• To be done
Reproduce the material below line for line, with no changes.

• Material provided
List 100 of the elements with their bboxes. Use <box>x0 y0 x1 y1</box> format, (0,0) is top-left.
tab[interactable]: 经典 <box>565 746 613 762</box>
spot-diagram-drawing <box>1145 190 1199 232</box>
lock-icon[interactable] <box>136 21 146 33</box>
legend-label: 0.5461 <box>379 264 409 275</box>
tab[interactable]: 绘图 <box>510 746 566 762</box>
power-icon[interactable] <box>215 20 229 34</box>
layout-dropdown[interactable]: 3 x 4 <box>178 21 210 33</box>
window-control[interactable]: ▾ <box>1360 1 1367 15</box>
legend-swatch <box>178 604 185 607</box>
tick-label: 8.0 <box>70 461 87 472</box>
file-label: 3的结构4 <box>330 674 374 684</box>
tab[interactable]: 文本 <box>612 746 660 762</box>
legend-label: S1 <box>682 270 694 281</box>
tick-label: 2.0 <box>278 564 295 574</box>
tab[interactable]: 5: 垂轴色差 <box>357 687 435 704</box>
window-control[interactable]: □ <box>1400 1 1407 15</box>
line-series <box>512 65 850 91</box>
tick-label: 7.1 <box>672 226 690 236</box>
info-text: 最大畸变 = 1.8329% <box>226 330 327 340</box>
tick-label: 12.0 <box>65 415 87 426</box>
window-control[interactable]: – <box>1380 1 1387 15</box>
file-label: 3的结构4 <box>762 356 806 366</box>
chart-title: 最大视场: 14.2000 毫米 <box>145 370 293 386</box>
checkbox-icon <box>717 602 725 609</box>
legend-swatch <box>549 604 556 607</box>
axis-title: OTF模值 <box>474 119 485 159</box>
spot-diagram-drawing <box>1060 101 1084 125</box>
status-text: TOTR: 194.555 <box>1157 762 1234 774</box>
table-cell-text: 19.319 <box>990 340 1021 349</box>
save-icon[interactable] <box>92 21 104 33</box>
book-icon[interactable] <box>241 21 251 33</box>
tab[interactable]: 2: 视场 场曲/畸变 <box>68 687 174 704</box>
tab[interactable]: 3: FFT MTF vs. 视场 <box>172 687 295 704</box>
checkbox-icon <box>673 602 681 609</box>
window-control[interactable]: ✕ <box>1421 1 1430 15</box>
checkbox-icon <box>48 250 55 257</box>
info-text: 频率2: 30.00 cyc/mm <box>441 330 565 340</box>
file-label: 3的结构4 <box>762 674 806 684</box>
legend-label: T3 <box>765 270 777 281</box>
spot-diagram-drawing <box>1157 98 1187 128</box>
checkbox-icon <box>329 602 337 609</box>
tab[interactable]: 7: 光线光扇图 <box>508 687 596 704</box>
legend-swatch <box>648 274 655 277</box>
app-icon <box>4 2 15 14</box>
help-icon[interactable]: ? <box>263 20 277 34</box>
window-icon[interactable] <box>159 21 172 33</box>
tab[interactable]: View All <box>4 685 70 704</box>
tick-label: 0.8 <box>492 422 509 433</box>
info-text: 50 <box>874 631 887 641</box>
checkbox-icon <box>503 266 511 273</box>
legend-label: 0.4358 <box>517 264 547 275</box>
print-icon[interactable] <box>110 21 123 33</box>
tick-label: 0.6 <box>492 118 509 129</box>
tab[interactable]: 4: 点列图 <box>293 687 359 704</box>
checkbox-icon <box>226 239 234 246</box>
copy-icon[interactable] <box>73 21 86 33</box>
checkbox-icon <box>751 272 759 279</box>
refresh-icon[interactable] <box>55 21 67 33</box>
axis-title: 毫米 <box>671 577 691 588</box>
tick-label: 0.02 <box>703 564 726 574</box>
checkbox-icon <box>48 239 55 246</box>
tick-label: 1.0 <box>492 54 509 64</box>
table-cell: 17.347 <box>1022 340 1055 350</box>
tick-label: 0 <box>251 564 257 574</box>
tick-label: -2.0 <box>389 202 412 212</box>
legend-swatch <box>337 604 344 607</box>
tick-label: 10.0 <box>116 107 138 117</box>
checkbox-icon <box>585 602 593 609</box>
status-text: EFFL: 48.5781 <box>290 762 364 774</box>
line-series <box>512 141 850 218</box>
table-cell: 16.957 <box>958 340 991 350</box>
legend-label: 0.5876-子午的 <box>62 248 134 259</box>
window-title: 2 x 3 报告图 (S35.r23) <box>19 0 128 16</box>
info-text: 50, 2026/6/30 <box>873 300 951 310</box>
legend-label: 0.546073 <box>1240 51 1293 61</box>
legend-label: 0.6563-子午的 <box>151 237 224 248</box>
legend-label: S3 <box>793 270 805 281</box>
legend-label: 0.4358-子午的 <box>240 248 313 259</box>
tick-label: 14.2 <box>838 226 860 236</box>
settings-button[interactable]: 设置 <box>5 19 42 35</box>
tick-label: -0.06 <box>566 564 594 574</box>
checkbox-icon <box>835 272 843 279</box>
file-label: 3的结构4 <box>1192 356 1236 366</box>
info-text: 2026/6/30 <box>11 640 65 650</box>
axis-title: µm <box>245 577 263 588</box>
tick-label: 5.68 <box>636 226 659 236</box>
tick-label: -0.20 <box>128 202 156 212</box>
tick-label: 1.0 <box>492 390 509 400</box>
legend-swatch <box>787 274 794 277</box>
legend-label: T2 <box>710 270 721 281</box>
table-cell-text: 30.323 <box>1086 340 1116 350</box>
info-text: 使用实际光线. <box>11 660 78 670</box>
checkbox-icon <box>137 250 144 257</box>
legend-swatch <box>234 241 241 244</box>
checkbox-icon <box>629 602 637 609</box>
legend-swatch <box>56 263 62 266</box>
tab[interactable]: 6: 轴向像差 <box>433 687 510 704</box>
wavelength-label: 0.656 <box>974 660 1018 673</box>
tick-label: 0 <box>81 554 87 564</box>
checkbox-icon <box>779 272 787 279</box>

• Answer for this exercise
List 100 of the elements with their bboxes. Use <box>x0 y0 x1 y1</box> format, (0,0) is top-left.
tab[interactable]: 经典 <box>565 746 613 762</box>
spot-diagram-drawing <box>1145 190 1199 232</box>
lock-icon[interactable] <box>136 21 146 33</box>
legend-label: 0.5461 <box>379 264 409 275</box>
tab[interactable]: 绘图 <box>510 746 566 762</box>
power-icon[interactable] <box>215 20 229 34</box>
layout-dropdown[interactable]: 3 x 4 <box>178 21 210 33</box>
window-control[interactable]: ▾ <box>1360 1 1367 15</box>
legend-swatch <box>178 604 185 607</box>
tick-label: 8.0 <box>70 461 87 472</box>
file-label: 3的结构4 <box>330 674 374 684</box>
tab[interactable]: 文本 <box>612 746 660 762</box>
legend-label: S1 <box>682 270 694 281</box>
tick-label: 2.0 <box>278 564 295 574</box>
tab[interactable]: 5: 垂轴色差 <box>357 687 435 704</box>
window-control[interactable]: □ <box>1400 1 1407 15</box>
line-series <box>512 65 850 91</box>
tick-label: 7.1 <box>672 226 690 236</box>
info-text: 最大畸变 = 1.8329% <box>226 330 327 340</box>
tick-label: 12.0 <box>65 415 87 426</box>
window-control[interactable]: – <box>1380 1 1387 15</box>
file-label: 3的结构4 <box>762 356 806 366</box>
chart-title: 最大视场: 14.2000 毫米 <box>145 370 293 386</box>
checkbox-icon <box>717 602 725 609</box>
legend-swatch <box>549 604 556 607</box>
axis-title: OTF模值 <box>474 119 485 159</box>
spot-diagram-drawing <box>1060 101 1084 125</box>
status-text: TOTR: 194.555 <box>1157 762 1234 774</box>
table-cell-text: 19.319 <box>990 340 1021 349</box>
save-icon[interactable] <box>92 21 104 33</box>
book-icon[interactable] <box>241 21 251 33</box>
tab[interactable]: 2: 视场 场曲/畸变 <box>68 687 174 704</box>
tab[interactable]: 3: FFT MTF vs. 视场 <box>172 687 295 704</box>
checkbox-icon <box>673 602 681 609</box>
window-control[interactable]: ✕ <box>1421 1 1430 15</box>
checkbox-icon <box>48 250 55 257</box>
info-text: 频率2: 30.00 cyc/mm <box>441 330 565 340</box>
file-label: 3的结构4 <box>762 674 806 684</box>
legend-label: T3 <box>765 270 777 281</box>
spot-diagram-drawing <box>1157 98 1187 128</box>
checkbox-icon <box>329 602 337 609</box>
tab[interactable]: 7: 光线光扇图 <box>508 687 596 704</box>
legend-swatch <box>648 274 655 277</box>
app-icon <box>4 2 15 14</box>
help-icon[interactable]: ? <box>263 20 277 34</box>
window-icon[interactable] <box>159 21 172 33</box>
tab[interactable]: View All <box>4 685 70 704</box>
tick-label: 0.8 <box>492 422 509 433</box>
info-text: 50 <box>874 631 887 641</box>
checkbox-icon <box>503 266 511 273</box>
legend-label: 0.4358 <box>517 264 547 275</box>
print-icon[interactable] <box>110 21 123 33</box>
tick-label: 0.6 <box>492 118 509 129</box>
tab[interactable]: 4: 点列图 <box>293 687 359 704</box>
checkbox-icon <box>226 239 234 246</box>
copy-icon[interactable] <box>73 21 86 33</box>
checkbox-icon <box>751 272 759 279</box>
refresh-icon[interactable] <box>55 21 67 33</box>
axis-title: 毫米 <box>671 577 691 588</box>
tick-label: 0.02 <box>703 564 726 574</box>
checkbox-icon <box>48 239 55 246</box>
tick-label: 1.0 <box>492 54 509 64</box>
table-cell: 17.347 <box>1022 340 1055 350</box>
tick-label: 0 <box>251 564 257 574</box>
tick-label: -2.0 <box>389 202 412 212</box>
legend-swatch <box>337 604 344 607</box>
tick-label: 10.0 <box>116 107 138 117</box>
checkbox-icon <box>585 602 593 609</box>
status-text: EFFL: 48.5781 <box>290 762 364 774</box>
line-series <box>512 141 850 218</box>
table-cell: 16.957 <box>958 340 991 350</box>
legend-label: 0.5876-子午的 <box>62 248 134 259</box>
window-title: 2 x 3 报告图 (S35.r23) <box>19 0 128 16</box>
info-text: 50, 2026/6/30 <box>873 300 951 310</box>
legend-label: 0.546073 <box>1240 51 1293 61</box>
legend-label: 0.6563-子午的 <box>151 237 224 248</box>
legend-label: S3 <box>793 270 805 281</box>
legend-label: 0.4358-子午的 <box>240 248 313 259</box>
tick-label: 14.2 <box>838 226 860 236</box>
settings-button[interactable]: 设置 <box>5 19 42 35</box>
tick-label: -0.06 <box>566 564 594 574</box>
checkbox-icon <box>835 272 843 279</box>
file-label: 3的结构4 <box>1192 356 1236 366</box>
info-text: 2026/6/30 <box>11 640 65 650</box>
axis-title: µm <box>245 577 263 588</box>
tick-label: 5.68 <box>636 226 659 236</box>
tick-label: -0.20 <box>128 202 156 212</box>
tick-label: 1.0 <box>492 390 509 400</box>
legend-swatch <box>787 274 794 277</box>
legend-label: T2 <box>710 270 721 281</box>
table-cell-text: 30.323 <box>1086 340 1116 350</box>
info-text: 使用实际光线. <box>11 660 78 670</box>
checkbox-icon <box>137 250 144 257</box>
legend-swatch <box>234 241 241 244</box>
checkbox-icon <box>629 602 637 609</box>
legend-swatch <box>56 263 62 266</box>
tab[interactable]: 6: 轴向像差 <box>433 687 510 704</box>
wavelength-label: 0.656 <box>974 660 1018 673</box>
tick-label: 0 <box>81 554 87 564</box>
checkbox-icon <box>779 272 787 279</box>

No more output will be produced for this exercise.